The task
Extract every line where the string "using" appears.

[Dataset listings of figures]
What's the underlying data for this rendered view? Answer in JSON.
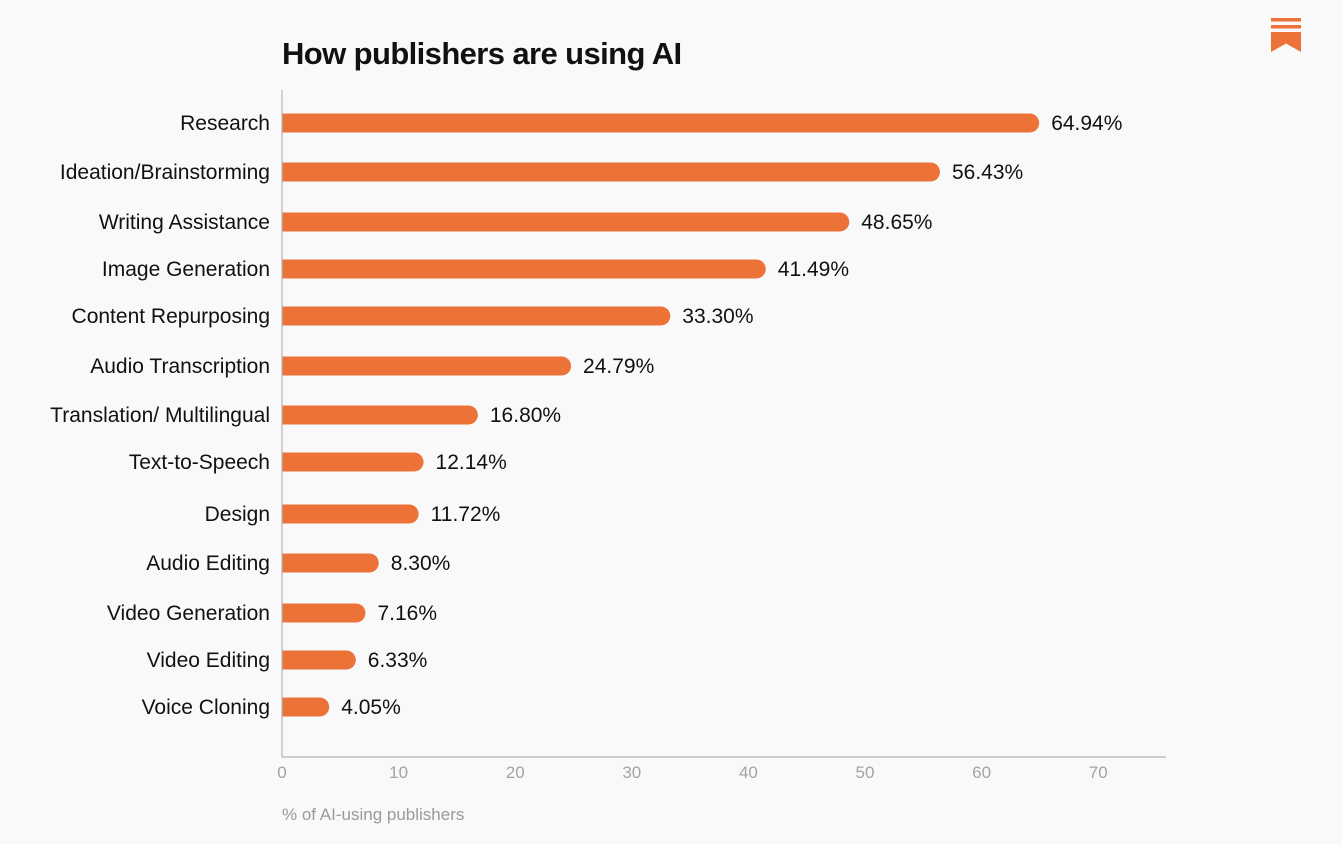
{
  "colors": {
    "background": "#f9f9f9",
    "bar": "#ec7238",
    "logo": "#ec7238",
    "axis_line": "#b5b5b5",
    "label_text": "#111111",
    "tick_text": "#a3a3a3"
  },
  "logo": {
    "icon": "bookmark-logo-icon"
  },
  "chart_data": {
    "type": "bar",
    "orientation": "horizontal",
    "title": "How publishers are using AI",
    "xlabel": "% of AI-using publishers",
    "ylabel": "",
    "xlim": [
      0,
      76
    ],
    "xticks": [
      0,
      10,
      20,
      30,
      40,
      50,
      60,
      70
    ],
    "grid": false,
    "categories": [
      "Research",
      "Ideation/Brainstorming",
      "Writing Assistance",
      "Image Generation",
      "Content Repurposing",
      "Audio Transcription",
      "Translation/ Multilingual",
      "Text-to-Speech",
      "Design",
      "Audio Editing",
      "Video Generation",
      "Video Editing",
      "Voice Cloning"
    ],
    "values": [
      64.94,
      56.43,
      48.65,
      41.49,
      33.3,
      24.79,
      16.8,
      12.14,
      11.72,
      8.3,
      7.16,
      6.33,
      4.05
    ],
    "value_labels": [
      "64.94%",
      "56.43%",
      "48.65%",
      "41.49%",
      "33.30%",
      "24.79%",
      "16.80%",
      "12.14%",
      "11.72%",
      "8.30%",
      "7.16%",
      "6.33%",
      "4.05%"
    ]
  }
}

Written reply
    "title": "How publishers are using AI",
    "xlabel": "% of AI-using publishers",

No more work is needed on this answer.